# BRIEF:
Give the entries back exactly, dropping each image.

☆ ☆ ☆ ☆

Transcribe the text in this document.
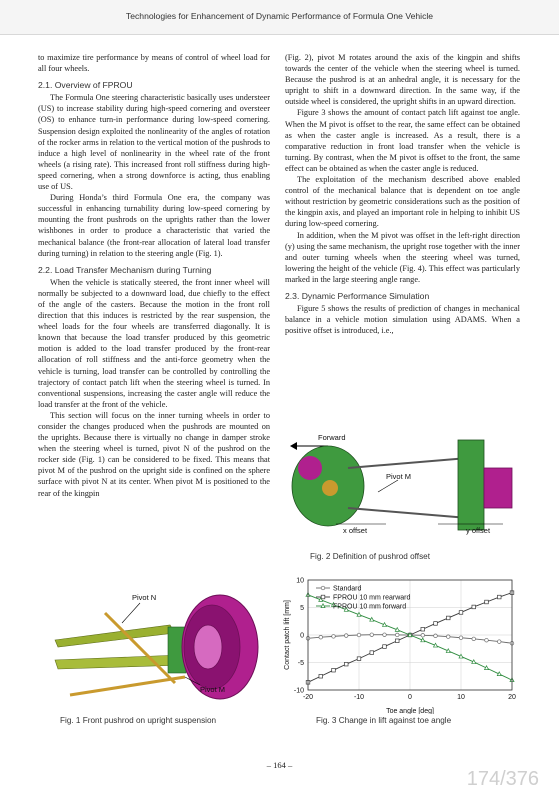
Technologies for Enhancement of Dynamic Performance of Formula One Vehicle

to maximize tire performance by means of control of wheel load for all four wheels.

2.1. Overview of FPROU

The Formula One steering characteristic basically uses understeer (US) to increase stability during high-speed cornering and oversteer (OS) to enhance turn-in performance during low-speed cornering. Suspension design exploited the nonlinearity of the angles of rotation of the rocker arms in relation to the vertical motion of the pushrods to induce a high level of nonlinearity in the wheel rate of the front wheels (a rising rate). This increased front roll stiffness during high-speed cornering, when a strong downforce is acting, thus enabling use of US.

During Honda’s third Formula One era, the company was successful in enhancing turnability during low-speed cornering by mounting the front pushrods on the uprights rather than the lower wishbones in order to produce a characteristic that varied the mechanical balance (the front-rear allocation of lateral load transfer during turning) in relation to the steering angle (Fig. 1).

2.2. Load Transfer Mechanism during Turning

When the vehicle is statically steered, the front inner wheel will normally be subjected to a downward load, due chiefly to the effect of the angle of the casters. Because the motion in the front roll direction that this induces is restricted by the rear suspension, the wheel loads for the four wheels are transferred diagonally. It is known that because the load transfer produced by this geometric motion is added to the load transfer produced by the front-rear allocation of roll stiffness and the anti-force geometry when the vehicle is turning, load transfer can be controlled by controlling the trajectory of contact patch lift when the steering wheel is turned. In conventional suspensions, increasing the caster angle will reduce the load transfer at the front of the vehicle.

This section will focus on the inner turning wheels in order to consider the changes produced when the pushrods are mounted on the uprights. Because there is virtually no change in damper stroke when the steering wheel is turned, pivot N of the pushrod on the rocker side (Fig. 1) can be considered to be fixed. This means that pivot M of the pushrod on the upright side is confined on the sphere surface with pivot N at its center. When pivot M is positioned to the rear of the kingpin

(Fig. 2), pivot M rotates around the axis of the kingpin and shifts towards the center of the vehicle when the steering wheel is turned. Because the pushrod is at an anhedral angle, it is necessary for the upright to shift in a downward direction. In the same way, if the outside wheel is considered, the upright shifts in an upward direction.

Figure 3 shows the amount of contact patch lift against toe angle. When the M pivot is offset to the rear, the same effect can be obtained as when the caster angle is increased. As a result, there is a comparative reduction in front load transfer when the vehicle is turning. By contrast, when the M pivot is offset to the front, the same effect can be obtained as when the caster angle is reduced.

The exploitation of the mechanism described above enabled control of the mechanical balance that is dependent on toe angle without restriction by geometric considerations such as the position of the kingpin axis, and played an important role in helping to inhibit US during low-speed cornering.

In addition, when the M pivot was offset in the left-right direction (y) using the same mechanism, the upright rose together with the inner and outer turning wheels when the steering wheel was turned, lowering the height of the vehicle (Fig. 4). This effect was particularly marked in the large steering angle range.

2.3. Dynamic Performance Simulation

Figure 5 shows the results of prediction of changes in mechanical balance in a vehicle motion simulation using ADAMS. When a positive offset is introduced, i.e.,

Pivot N
Pivot M
Fig. 1 Front pushrod on upright suspension
Forward
Pivot M
x offset	y offset
Fig. 2 Definition of pushrod offset
-20	-10	0	10	20
-10
-5
0
5
10
Toe angle [deg]
Contact patch lift [mm]
Standard
FPROU 10 mm rearward
FPROU 10 mm forward
Fig. 3 Change in lift against toe angle
– 164 –
174/376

☆ ☆ ☆ ☆

# COMPLETE OUTPUT:
Transcribe the text in this document.
Technologies for Enhancement of Dynamic Performance of Formula One Vehicle

to maximize tire performance by means of control of wheel load for all four wheels.

2.1. Overview of FPROU

The Formula One steering characteristic basically uses understeer (US) to increase stability during high-speed cornering and oversteer (OS) to enhance turn-in performance during low-speed cornering. Suspension design exploited the nonlinearity of the angles of rotation of the rocker arms in relation to the vertical motion of the pushrods to induce a high level of nonlinearity in the wheel rate of the front wheels (a rising rate). This increased front roll stiffness during high-speed cornering, when a strong downforce is acting, thus enabling use of US.

During Honda’s third Formula One era, the company was successful in enhancing turnability during low-speed cornering by mounting the front pushrods on the uprights rather than the lower wishbones in order to produce a characteristic that varied the mechanical balance (the front-rear allocation of lateral load transfer during turning) in relation to the steering angle (Fig. 1).

2.2. Load Transfer Mechanism during Turning

When the vehicle is statically steered, the front inner wheel will normally be subjected to a downward load, due chiefly to the effect of the angle of the casters. Because the motion in the front roll direction that this induces is restricted by the rear suspension, the wheel loads for the four wheels are transferred diagonally. It is known that because the load transfer produced by this geometric motion is added to the load transfer produced by the front-rear allocation of roll stiffness and the anti-force geometry when the vehicle is turning, load transfer can be controlled by controlling the trajectory of contact patch lift when the steering wheel is turned. In conventional suspensions, increasing the caster angle will reduce the load transfer at the front of the vehicle.

This section will focus on the inner turning wheels in order to consider the changes produced when the pushrods are mounted on the uprights. Because there is virtually no change in damper stroke when the steering wheel is turned, pivot N of the pushrod on the rocker side (Fig. 1) can be considered to be fixed. This means that pivot M of the pushrod on the upright side is confined on the sphere surface with pivot N at its center. When pivot M is positioned to the rear of the kingpin

(Fig. 2), pivot M rotates around the axis of the kingpin and shifts towards the center of the vehicle when the steering wheel is turned. Because the pushrod is at an anhedral angle, it is necessary for the upright to shift in a downward direction. In the same way, if the outside wheel is considered, the upright shifts in an upward direction.

Figure 3 shows the amount of contact patch lift against toe angle. When the M pivot is offset to the rear, the same effect can be obtained as when the caster angle is increased. As a result, there is a comparative reduction in front load transfer when the vehicle is turning. By contrast, when the M pivot is offset to the front, the same effect can be obtained as when the caster angle is reduced.

The exploitation of the mechanism described above enabled control of the mechanical balance that is dependent on toe angle without restriction by geometric considerations such as the position of the kingpin axis, and played an important role in helping to inhibit US during low-speed cornering.

In addition, when the M pivot was offset in the left-right direction (y) using the same mechanism, the upright rose together with the inner and outer turning wheels when the steering wheel was turned, lowering the height of the vehicle (Fig. 4). This effect was particularly marked in the large steering angle range.

2.3. Dynamic Performance Simulation

Figure 5 shows the results of prediction of changes in mechanical balance in a vehicle motion simulation using ADAMS. When a positive offset is introduced, i.e.,

Pivot N
Pivot M
Fig. 1 Front pushrod on upright suspension
Forward
Pivot M
x offset	y offset
Fig. 2 Definition of pushrod offset
-20	-10	0	10	20
-10
-5
0
5
10
Toe angle [deg]
Contact patch lift [mm]
Standard
FPROU 10 mm rearward
FPROU 10 mm forward
Fig. 3 Change in lift against toe angle
– 164 –
174/376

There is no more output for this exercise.